## Task instructions
What is the number of lines that include the word "granted"? Provide only that figure.

┌─ Entries provided

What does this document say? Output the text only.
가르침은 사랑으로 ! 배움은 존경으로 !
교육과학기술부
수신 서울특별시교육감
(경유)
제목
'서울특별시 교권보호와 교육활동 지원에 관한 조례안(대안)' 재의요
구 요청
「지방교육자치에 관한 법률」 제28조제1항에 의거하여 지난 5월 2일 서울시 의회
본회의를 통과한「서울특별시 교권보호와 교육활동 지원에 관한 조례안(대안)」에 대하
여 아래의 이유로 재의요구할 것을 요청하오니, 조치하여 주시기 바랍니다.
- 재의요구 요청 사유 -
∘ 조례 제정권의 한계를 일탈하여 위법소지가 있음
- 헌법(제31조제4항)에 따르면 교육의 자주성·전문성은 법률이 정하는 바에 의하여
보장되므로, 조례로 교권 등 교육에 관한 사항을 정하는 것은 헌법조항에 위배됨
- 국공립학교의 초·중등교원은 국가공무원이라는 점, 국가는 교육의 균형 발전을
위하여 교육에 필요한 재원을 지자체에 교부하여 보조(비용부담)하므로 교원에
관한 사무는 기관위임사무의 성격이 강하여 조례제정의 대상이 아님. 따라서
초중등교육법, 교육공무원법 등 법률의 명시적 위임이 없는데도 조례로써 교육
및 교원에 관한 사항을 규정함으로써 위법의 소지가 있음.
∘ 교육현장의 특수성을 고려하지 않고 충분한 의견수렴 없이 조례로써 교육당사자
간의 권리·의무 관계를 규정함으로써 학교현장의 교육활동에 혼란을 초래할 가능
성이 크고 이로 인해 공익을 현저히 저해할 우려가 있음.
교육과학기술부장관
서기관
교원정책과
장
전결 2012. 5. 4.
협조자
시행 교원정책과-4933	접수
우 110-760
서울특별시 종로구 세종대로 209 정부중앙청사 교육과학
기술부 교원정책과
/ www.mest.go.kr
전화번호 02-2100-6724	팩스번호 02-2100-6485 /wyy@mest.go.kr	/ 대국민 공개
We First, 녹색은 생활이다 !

└─
┌─ Entries provided

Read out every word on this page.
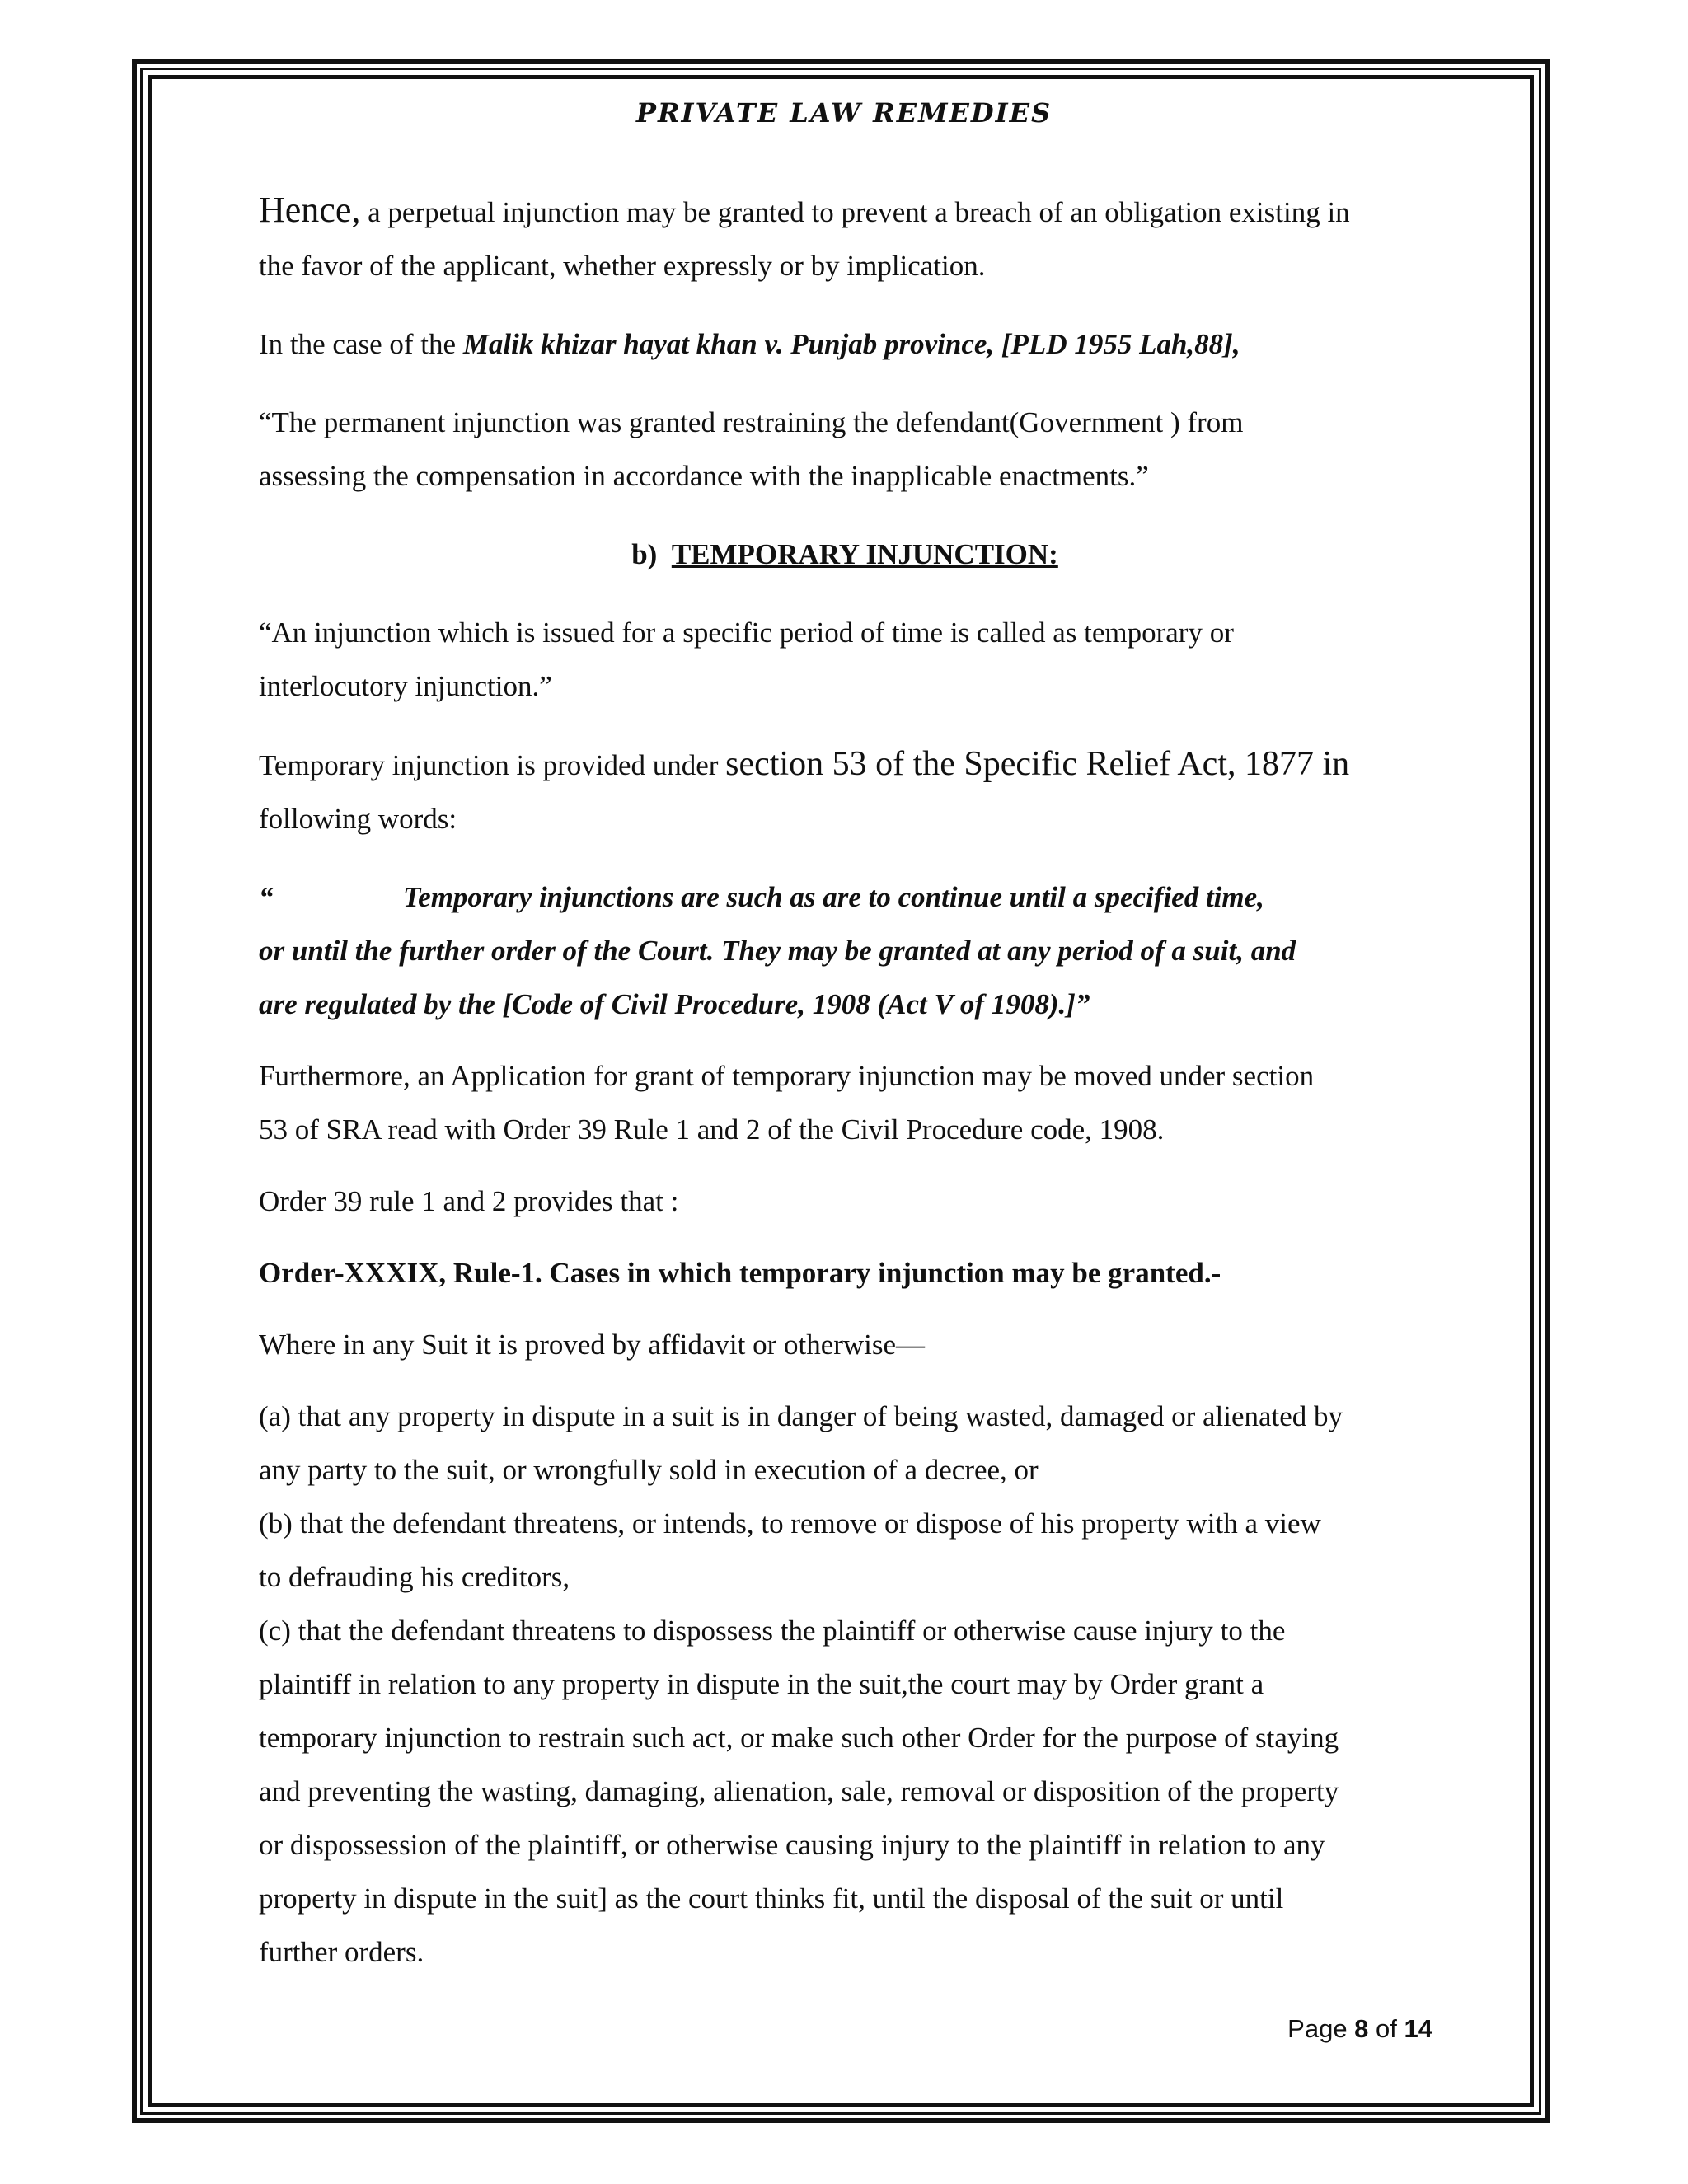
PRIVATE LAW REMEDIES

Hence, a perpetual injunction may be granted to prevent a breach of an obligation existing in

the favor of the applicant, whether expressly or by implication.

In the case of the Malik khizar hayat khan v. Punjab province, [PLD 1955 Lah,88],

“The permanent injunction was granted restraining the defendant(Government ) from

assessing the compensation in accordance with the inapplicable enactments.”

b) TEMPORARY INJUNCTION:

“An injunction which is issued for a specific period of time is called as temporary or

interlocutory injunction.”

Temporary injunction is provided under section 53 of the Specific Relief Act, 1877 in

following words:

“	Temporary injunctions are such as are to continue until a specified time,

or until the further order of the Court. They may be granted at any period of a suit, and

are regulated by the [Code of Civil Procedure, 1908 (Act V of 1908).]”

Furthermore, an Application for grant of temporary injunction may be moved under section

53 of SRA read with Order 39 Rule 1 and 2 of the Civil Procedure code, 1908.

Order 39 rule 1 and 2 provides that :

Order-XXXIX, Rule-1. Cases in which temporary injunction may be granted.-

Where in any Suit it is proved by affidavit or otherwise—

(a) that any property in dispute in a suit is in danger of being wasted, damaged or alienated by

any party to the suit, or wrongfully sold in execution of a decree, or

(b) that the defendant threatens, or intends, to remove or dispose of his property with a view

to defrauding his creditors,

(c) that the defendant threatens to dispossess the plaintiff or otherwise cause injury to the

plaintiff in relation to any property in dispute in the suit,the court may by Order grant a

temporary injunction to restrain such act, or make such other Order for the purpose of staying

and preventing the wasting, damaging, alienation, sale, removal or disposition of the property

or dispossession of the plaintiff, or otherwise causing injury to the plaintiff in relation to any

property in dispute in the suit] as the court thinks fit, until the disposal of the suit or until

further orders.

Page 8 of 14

└─
┌─ Entries provided

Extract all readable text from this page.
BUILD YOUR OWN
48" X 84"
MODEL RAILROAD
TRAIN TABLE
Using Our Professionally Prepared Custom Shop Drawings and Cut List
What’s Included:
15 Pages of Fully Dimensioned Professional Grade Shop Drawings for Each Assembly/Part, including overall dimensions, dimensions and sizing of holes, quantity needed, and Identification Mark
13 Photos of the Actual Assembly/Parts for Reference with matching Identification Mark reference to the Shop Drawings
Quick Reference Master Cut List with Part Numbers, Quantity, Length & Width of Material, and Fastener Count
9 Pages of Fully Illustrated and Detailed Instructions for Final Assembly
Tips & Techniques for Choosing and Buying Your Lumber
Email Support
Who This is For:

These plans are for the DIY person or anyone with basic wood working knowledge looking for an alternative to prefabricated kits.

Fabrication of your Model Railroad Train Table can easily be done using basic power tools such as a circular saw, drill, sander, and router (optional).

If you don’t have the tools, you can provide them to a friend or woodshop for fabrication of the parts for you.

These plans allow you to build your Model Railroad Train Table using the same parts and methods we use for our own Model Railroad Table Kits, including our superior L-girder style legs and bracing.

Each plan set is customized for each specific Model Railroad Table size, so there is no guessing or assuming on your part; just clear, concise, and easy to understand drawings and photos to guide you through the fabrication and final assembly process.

└─

## Completed task
4